The task
Write each line exactly as it stands, from the line containing "Read out every word on this page." through the end of the data.

Information provided
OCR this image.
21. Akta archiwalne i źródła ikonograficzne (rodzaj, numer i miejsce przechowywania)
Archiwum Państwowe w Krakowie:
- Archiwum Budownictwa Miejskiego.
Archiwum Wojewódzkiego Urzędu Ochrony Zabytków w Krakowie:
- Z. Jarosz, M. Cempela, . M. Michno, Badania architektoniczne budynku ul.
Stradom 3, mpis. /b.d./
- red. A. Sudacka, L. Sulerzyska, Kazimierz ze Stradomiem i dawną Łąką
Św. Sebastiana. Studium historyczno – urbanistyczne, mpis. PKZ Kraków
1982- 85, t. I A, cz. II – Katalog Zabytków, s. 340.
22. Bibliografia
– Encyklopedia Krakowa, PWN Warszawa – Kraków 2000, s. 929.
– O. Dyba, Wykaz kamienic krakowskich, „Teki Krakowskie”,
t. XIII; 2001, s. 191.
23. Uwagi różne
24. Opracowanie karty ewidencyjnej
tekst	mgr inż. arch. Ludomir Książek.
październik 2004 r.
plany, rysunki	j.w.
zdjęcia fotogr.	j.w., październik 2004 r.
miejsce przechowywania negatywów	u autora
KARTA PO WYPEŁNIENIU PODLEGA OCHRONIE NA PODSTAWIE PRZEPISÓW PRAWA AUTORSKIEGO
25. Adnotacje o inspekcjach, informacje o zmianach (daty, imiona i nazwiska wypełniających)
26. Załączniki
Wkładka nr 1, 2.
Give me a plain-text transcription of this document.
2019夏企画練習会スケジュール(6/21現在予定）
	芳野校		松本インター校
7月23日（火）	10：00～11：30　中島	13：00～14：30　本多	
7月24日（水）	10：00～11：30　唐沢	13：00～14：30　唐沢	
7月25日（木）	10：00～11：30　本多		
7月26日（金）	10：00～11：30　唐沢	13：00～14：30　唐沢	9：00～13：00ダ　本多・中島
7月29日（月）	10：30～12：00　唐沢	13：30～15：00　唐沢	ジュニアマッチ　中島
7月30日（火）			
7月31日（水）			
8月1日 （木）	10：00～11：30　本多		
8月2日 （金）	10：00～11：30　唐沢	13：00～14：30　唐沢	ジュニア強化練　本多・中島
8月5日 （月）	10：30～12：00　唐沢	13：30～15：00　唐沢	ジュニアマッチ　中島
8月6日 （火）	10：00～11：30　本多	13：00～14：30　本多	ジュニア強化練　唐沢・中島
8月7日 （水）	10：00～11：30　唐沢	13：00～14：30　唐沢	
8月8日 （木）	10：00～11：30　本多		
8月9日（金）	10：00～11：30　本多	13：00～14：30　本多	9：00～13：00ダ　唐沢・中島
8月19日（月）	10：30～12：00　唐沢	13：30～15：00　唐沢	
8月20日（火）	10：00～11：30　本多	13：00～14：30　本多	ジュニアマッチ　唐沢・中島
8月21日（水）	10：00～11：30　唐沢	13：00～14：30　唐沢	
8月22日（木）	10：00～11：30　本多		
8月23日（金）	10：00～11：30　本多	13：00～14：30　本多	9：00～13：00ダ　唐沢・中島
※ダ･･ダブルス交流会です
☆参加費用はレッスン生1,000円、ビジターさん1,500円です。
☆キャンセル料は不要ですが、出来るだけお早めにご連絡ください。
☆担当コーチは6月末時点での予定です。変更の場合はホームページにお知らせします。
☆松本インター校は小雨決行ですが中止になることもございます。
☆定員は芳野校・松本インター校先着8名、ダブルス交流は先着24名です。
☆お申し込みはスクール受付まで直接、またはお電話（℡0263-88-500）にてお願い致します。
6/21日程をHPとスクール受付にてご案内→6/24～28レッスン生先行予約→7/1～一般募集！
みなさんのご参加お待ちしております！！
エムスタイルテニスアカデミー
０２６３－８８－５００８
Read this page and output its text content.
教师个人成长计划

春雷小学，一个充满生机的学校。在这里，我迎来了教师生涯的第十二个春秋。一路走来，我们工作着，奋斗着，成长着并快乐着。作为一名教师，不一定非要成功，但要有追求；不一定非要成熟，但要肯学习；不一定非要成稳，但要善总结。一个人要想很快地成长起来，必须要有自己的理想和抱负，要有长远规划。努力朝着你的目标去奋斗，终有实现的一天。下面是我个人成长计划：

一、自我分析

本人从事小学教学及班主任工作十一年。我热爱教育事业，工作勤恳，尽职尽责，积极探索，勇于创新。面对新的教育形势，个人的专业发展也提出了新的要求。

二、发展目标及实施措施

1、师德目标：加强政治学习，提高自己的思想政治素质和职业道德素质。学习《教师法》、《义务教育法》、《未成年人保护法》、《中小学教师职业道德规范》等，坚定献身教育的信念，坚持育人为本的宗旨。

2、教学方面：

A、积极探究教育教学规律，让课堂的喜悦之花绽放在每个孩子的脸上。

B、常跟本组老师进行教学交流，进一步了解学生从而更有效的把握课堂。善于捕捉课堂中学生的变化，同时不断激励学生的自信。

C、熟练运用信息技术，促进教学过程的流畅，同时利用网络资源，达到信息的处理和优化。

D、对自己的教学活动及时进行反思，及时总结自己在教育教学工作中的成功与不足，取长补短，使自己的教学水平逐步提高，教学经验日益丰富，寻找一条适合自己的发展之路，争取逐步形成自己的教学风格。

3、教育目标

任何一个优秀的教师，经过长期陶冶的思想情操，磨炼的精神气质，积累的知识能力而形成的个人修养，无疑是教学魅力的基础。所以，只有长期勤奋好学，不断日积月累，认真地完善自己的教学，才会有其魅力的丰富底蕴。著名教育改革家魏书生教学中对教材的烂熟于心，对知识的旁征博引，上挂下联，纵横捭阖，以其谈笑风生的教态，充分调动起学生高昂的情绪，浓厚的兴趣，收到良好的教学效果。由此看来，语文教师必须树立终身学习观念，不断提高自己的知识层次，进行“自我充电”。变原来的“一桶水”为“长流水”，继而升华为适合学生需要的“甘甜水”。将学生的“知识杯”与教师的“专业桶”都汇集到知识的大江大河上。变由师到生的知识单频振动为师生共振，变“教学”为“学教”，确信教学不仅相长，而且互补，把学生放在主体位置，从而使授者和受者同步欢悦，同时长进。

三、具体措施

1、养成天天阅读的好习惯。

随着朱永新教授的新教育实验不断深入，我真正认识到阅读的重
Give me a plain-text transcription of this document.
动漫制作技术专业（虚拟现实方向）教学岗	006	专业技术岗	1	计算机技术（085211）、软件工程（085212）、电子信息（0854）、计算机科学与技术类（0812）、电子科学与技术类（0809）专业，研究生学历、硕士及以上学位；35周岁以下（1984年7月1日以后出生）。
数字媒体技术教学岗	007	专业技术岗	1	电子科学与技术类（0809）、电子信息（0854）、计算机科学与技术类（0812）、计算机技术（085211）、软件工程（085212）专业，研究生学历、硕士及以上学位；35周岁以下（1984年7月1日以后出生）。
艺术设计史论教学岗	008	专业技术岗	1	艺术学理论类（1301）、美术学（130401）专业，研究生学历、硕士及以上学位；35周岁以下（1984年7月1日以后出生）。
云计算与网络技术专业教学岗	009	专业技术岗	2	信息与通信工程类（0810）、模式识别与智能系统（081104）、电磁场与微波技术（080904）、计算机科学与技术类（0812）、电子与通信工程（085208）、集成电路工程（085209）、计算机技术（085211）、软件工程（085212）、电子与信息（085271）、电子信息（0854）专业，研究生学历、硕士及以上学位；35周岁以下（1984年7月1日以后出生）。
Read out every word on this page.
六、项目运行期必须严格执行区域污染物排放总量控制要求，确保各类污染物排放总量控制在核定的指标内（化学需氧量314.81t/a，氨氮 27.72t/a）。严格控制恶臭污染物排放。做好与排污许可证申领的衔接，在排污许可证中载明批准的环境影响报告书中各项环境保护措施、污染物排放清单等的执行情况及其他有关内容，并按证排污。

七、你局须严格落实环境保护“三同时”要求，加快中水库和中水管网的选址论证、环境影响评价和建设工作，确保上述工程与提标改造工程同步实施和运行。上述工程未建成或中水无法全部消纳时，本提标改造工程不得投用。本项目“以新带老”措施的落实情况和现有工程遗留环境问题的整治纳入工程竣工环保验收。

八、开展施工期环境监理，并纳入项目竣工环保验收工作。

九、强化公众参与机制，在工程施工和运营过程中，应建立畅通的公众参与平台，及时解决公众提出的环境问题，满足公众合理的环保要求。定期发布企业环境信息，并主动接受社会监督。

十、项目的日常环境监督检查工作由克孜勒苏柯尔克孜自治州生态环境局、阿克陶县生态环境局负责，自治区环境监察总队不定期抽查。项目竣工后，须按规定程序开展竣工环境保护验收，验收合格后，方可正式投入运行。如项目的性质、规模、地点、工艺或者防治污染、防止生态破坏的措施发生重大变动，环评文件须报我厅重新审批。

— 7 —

Completed exercise
Read out every word on this page.
六、项目运行期必须严格执行区域污染物排放总量控制要求，确保各类污染物排放总量控制在核定的指标内（化学需氧量314.81t/a，氨氮 27.72t/a）。严格控制恶臭污染物排放。做好与排污许可证申领的衔接，在排污许可证中载明批准的环境影响报告书中各项环境保护措施、污染物排放清单等的执行情况及其他有关内容，并按证排污。

七、你局须严格落实环境保护“三同时”要求，加快中水库和中水管网的选址论证、环境影响评价和建设工作，确保上述工程与提标改造工程同步实施和运行。上述工程未建成或中水无法全部消纳时，本提标改造工程不得投用。本项目“以新带老”措施的落实情况和现有工程遗留环境问题的整治纳入工程竣工环保验收。

八、开展施工期环境监理，并纳入项目竣工环保验收工作。

九、强化公众参与机制，在工程施工和运营过程中，应建立畅通的公众参与平台，及时解决公众提出的环境问题，满足公众合理的环保要求。定期发布企业环境信息，并主动接受社会监督。

十、项目的日常环境监督检查工作由克孜勒苏柯尔克孜自治州生态环境局、阿克陶县生态环境局负责，自治区环境监察总队不定期抽查。项目竣工后，须按规定程序开展竣工环境保护验收，验收合格后，方可正式投入运行。如项目的性质、规模、地点、工艺或者防治污染、防止生态破坏的措施发生重大变动，环评文件须报我厅重新审批。

— 7 —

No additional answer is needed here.